- [What to do]:
Pull out every line containing the string "OWASP".

- [Data lines]:

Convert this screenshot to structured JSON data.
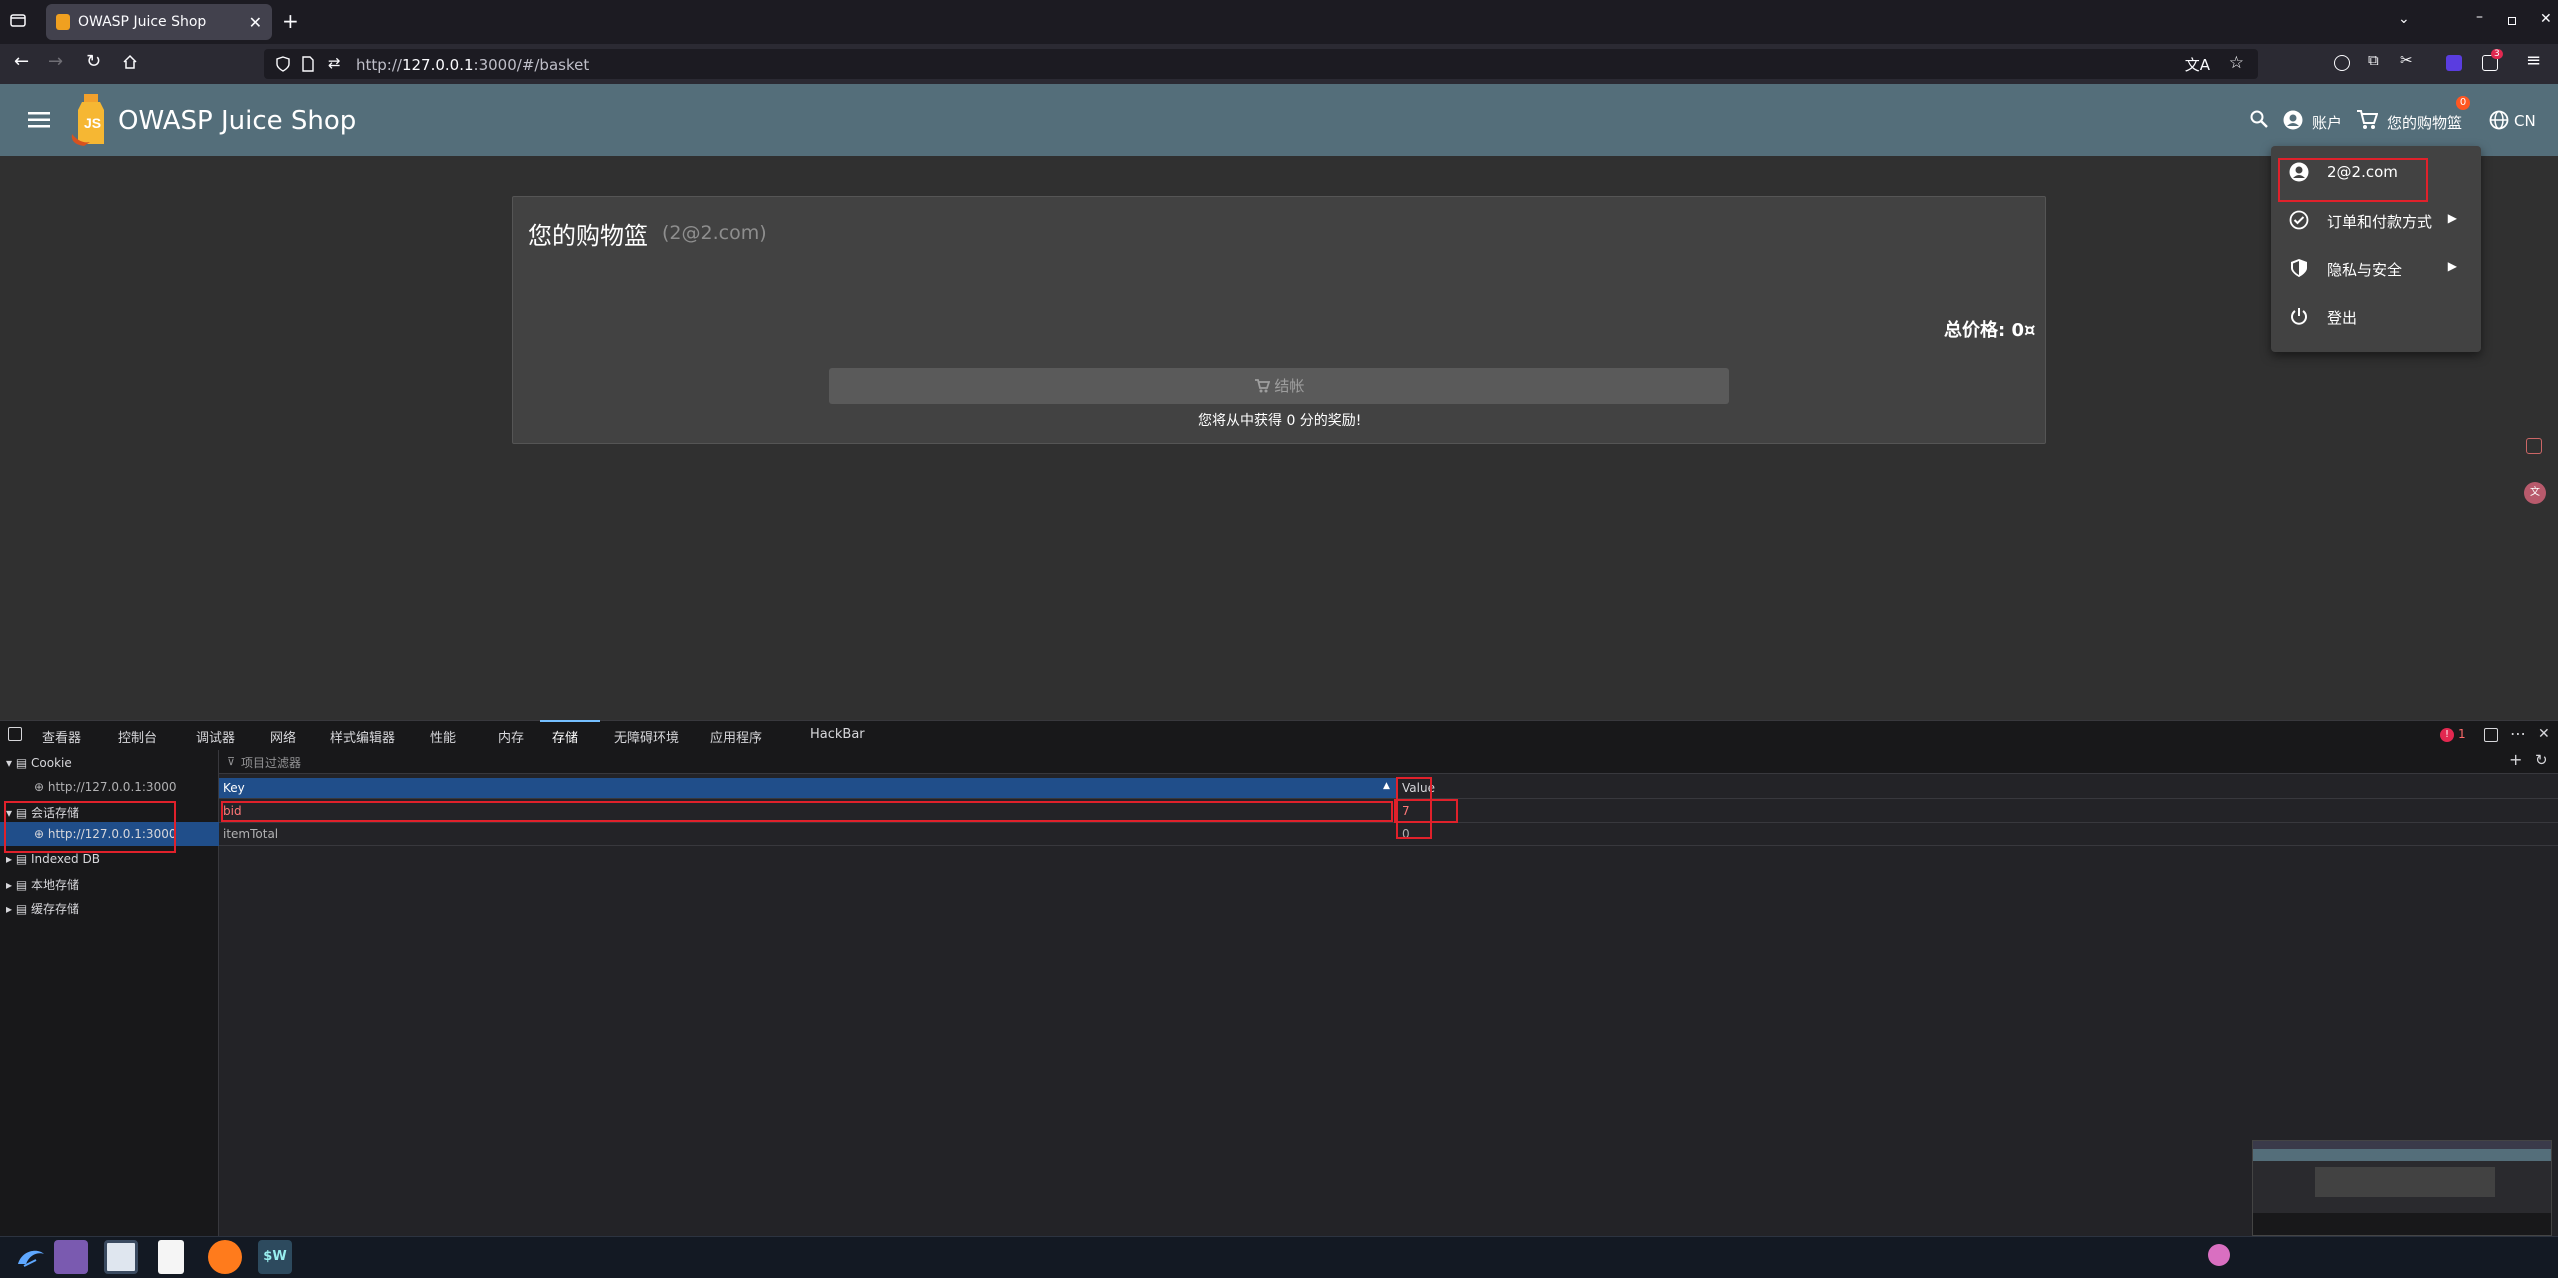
{
  "browser": {
    "tab_title": "OWASP Juice Shop",
    "url_prefix": "http://",
    "url_host": "127.0.0.1",
    "url_rest": ":3000/#/basket",
    "notification_count": "3"
  },
  "header": {
    "app_title": "OWASP Juice Shop",
    "account_label": "账户",
    "basket_label": "您的购物篮",
    "basket_count": "0",
    "language": "CN"
  },
  "basket": {
    "title": "您的购物篮",
    "subtitle": "(2@2.com)",
    "total_label": "总价格: 0¤",
    "checkout_label": "结帐",
    "bonus_text": "您将从中获得 0 分的奖励!"
  },
  "account_menu": {
    "items": [
      {
        "label": "2@2.com",
        "icon": "account-circle-icon"
      },
      {
        "label": "订单和付款方式",
        "icon": "check-circle-icon"
      },
      {
        "label": "隐私与安全",
        "icon": "shield-icon"
      },
      {
        "label": "登出",
        "icon": "power-icon"
      }
    ]
  },
  "devtools": {
    "tabs": [
      "查看器",
      "控制台",
      "调试器",
      "网络",
      "样式编辑器",
      "性能",
      "内存",
      "存储",
      "无障碍环境",
      "应用程序",
      "HackBar"
    ],
    "selected_tab": "存储",
    "error_count": "1",
    "filter_placeholder": "项目过滤器",
    "tree": [
      {
        "label": "Cookie",
        "children": [
          "http://127.0.0.1:3000"
        ]
      },
      {
        "label": "会话存储",
        "children": [
          "http://127.0.0.1:3000"
        ]
      },
      {
        "label": "Indexed DB"
      },
      {
        "label": "本地存储"
      },
      {
        "label": "缓存存储"
      }
    ],
    "table": {
      "columns": [
        "Key",
        "Value"
      ],
      "rows": [
        {
          "key": "bid",
          "value": "7"
        },
        {
          "key": "itemTotal",
          "value": "0"
        }
      ]
    }
  },
  "colors": {
    "header_bg": "#546e7a",
    "page_bg": "#303030",
    "card_bg": "#424242",
    "highlight": "#e0212b",
    "devtools_selected": "#204e8a"
  }
}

- [Correct response]:
    "tab_title": "OWASP Juice Shop",
    "app_title": "OWASP Juice Shop",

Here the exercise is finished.